(Collected data entries)
----

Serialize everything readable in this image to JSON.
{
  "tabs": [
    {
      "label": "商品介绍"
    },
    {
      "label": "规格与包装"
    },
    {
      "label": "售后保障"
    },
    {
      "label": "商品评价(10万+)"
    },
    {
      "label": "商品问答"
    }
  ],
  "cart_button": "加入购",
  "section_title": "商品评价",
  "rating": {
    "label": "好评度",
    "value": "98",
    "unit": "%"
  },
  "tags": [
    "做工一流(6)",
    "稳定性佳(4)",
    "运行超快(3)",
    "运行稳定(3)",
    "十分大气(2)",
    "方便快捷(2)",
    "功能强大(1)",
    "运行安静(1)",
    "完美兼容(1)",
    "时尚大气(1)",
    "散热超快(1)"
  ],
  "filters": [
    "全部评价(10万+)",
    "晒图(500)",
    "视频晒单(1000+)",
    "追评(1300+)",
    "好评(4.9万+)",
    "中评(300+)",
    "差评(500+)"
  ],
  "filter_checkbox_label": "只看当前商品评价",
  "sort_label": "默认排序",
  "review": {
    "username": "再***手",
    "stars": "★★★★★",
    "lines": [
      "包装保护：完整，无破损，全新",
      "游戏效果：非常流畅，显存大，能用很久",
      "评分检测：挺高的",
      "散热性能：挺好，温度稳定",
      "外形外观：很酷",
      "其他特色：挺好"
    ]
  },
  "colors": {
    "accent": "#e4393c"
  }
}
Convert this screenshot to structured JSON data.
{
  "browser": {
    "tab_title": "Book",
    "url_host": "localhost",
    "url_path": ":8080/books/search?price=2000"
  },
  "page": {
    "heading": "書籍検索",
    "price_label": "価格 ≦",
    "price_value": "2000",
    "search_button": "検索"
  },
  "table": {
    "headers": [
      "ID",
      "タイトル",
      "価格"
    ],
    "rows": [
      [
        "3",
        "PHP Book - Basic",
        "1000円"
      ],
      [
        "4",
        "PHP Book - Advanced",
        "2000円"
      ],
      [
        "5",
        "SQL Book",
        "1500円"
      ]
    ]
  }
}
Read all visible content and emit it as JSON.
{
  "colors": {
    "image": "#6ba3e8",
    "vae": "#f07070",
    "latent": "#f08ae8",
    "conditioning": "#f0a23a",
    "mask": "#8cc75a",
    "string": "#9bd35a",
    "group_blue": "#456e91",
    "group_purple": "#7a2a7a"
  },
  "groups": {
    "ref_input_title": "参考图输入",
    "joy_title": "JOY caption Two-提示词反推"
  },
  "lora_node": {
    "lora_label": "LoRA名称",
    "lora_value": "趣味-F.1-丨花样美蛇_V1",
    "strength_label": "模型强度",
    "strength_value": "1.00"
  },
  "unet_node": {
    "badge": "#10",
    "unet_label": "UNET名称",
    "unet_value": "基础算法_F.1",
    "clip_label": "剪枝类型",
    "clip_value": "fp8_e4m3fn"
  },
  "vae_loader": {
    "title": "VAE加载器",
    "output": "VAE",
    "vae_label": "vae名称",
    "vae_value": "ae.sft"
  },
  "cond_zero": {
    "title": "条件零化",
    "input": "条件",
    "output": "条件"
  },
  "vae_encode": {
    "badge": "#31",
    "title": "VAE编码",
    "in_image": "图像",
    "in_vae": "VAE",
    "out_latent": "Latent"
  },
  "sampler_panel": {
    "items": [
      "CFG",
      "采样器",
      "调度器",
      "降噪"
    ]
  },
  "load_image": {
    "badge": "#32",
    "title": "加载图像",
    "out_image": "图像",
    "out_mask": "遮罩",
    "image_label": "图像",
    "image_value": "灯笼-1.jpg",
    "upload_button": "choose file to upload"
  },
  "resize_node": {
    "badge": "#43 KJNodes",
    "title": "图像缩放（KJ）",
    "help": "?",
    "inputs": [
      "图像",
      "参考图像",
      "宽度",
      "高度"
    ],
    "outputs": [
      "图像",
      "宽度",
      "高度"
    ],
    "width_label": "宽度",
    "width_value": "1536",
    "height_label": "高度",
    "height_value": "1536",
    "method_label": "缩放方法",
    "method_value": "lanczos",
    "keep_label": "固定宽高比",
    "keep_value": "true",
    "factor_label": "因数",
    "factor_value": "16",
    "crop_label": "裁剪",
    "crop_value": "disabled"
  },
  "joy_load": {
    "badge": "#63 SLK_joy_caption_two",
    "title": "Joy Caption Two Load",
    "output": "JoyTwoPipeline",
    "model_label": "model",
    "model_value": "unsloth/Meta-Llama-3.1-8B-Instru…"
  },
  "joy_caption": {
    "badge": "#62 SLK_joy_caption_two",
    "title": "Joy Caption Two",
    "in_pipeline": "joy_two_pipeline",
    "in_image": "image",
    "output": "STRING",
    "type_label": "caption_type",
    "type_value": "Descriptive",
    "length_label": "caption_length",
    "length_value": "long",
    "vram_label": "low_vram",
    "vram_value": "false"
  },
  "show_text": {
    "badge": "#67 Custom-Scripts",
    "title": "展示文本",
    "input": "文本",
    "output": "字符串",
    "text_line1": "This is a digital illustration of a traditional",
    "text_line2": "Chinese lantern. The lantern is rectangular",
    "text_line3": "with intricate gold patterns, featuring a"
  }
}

----

PROMPT ::
Quote all the records exactly, please, leaving none out.

TASK ANSWER ::
Serialize everything readable in this image to JSON.
{
  "tabs": [
    {
      "label": "商品介绍"
    },
    {
      "label": "规格与包装"
    },
    {
      "label": "售后保障"
    },
    {
      "label": "商品评价(10万+)"
    },
    {
      "label": "商品问答"
    }
  ],
  "cart_button": "加入购",
  "section_title": "商品评价",
  "rating": {
    "label": "好评度",
    "value": "98",
    "unit": "%"
  },
  "tags": [
    "做工一流(6)",
    "稳定性佳(4)",
    "运行超快(3)",
    "运行稳定(3)",
    "十分大气(2)",
    "方便快捷(2)",
    "功能强大(1)",
    "运行安静(1)",
    "完美兼容(1)",
    "时尚大气(1)",
    "散热超快(1)"
  ],
  "filters": [
    "全部评价(10万+)",
    "晒图(500)",
    "视频晒单(1000+)",
    "追评(1300+)",
    "好评(4.9万+)",
    "中评(300+)",
    "差评(500+)"
  ],
  "filter_checkbox_label": "只看当前商品评价",
  "sort_label": "默认排序",
  "review": {
    "username": "再***手",
    "stars": "★★★★★",
    "lines": [
      "包装保护：完整，无破损，全新",
      "游戏效果：非常流畅，显存大，能用很久",
      "评分检测：挺高的",
      "散热性能：挺好，温度稳定",
      "外形外观：很酷",
      "其他特色：挺好"
    ]
  },
  "colors": {
    "accent": "#e4393c"
  }
}
Convert this screenshot to structured JSON data.
{
  "browser": {
    "tab_title": "Book",
    "url_host": "localhost",
    "url_path": ":8080/books/search?price=2000"
  },
  "page": {
    "heading": "書籍検索",
    "price_label": "価格 ≦",
    "price_value": "2000",
    "search_button": "検索"
  },
  "table": {
    "headers": [
      "ID",
      "タイトル",
      "価格"
    ],
    "rows": [
      [
        "3",
        "PHP Book - Basic",
        "1000円"
      ],
      [
        "4",
        "PHP Book - Advanced",
        "2000円"
      ],
      [
        "5",
        "SQL Book",
        "1500円"
      ]
    ]
  }
}
Read all visible content and emit it as JSON.
{
  "colors": {
    "image": "#6ba3e8",
    "vae": "#f07070",
    "latent": "#f08ae8",
    "conditioning": "#f0a23a",
    "mask": "#8cc75a",
    "string": "#9bd35a",
    "group_blue": "#456e91",
    "group_purple": "#7a2a7a"
  },
  "groups": {
    "ref_input_title": "参考图输入",
    "joy_title": "JOY caption Two-提示词反推"
  },
  "lora_node": {
    "lora_label": "LoRA名称",
    "lora_value": "趣味-F.1-丨花样美蛇_V1",
    "strength_label": "模型强度",
    "strength_value": "1.00"
  },
  "unet_node": {
    "badge": "#10",
    "unet_label": "UNET名称",
    "unet_value": "基础算法_F.1",
    "clip_label": "剪枝类型",
    "clip_value": "fp8_e4m3fn"
  },
  "vae_loader": {
    "title": "VAE加载器",
    "output": "VAE",
    "vae_label": "vae名称",
    "vae_value": "ae.sft"
  },
  "cond_zero": {
    "title": "条件零化",
    "input": "条件",
    "output": "条件"
  },
  "vae_encode": {
    "badge": "#31",
    "title": "VAE编码",
    "in_image": "图像",
    "in_vae": "VAE",
    "out_latent": "Latent"
  },
  "sampler_panel": {
    "items": [
      "CFG",
      "采样器",
      "调度器",
      "降噪"
    ]
  },
  "load_image": {
    "badge": "#32",
    "title": "加载图像",
    "out_image": "图像",
    "out_mask": "遮罩",
    "image_label": "图像",
    "image_value": "灯笼-1.jpg",
    "upload_button": "choose file to upload"
  },
  "resize_node": {
    "badge": "#43 KJNodes",
    "title": "图像缩放（KJ）",
    "help": "?",
    "inputs": [
      "图像",
      "参考图像",
      "宽度",
      "高度"
    ],
    "outputs": [
      "图像",
      "宽度",
      "高度"
    ],
    "width_label": "宽度",
    "width_value": "1536",
    "height_label": "高度",
    "height_value": "1536",
    "method_label": "缩放方法",
    "method_value": "lanczos",
    "keep_label": "固定宽高比",
    "keep_value": "true",
    "factor_label": "因数",
    "factor_value": "16",
    "crop_label": "裁剪",
    "crop_value": "disabled"
  },
  "joy_load": {
    "badge": "#63 SLK_joy_caption_two",
    "title": "Joy Caption Two Load",
    "output": "JoyTwoPipeline",
    "model_label": "model",
    "model_value": "unsloth/Meta-Llama-3.1-8B-Instru…"
  },
  "joy_caption": {
    "badge": "#62 SLK_joy_caption_two",
    "title": "Joy Caption Two",
    "in_pipeline": "joy_two_pipeline",
    "in_image": "image",
    "output": "STRING",
    "type_label": "caption_type",
    "type_value": "Descriptive",
    "length_label": "caption_length",
    "length_value": "long",
    "vram_label": "low_vram",
    "vram_value": "false"
  },
  "show_text": {
    "badge": "#67 Custom-Scripts",
    "title": "展示文本",
    "input": "文本",
    "output": "字符串",
    "text_line1": "This is a digital illustration of a traditional",
    "text_line2": "Chinese lantern. The lantern is rectangular",
    "text_line3": "with intricate gold patterns, featuring a"
  }
}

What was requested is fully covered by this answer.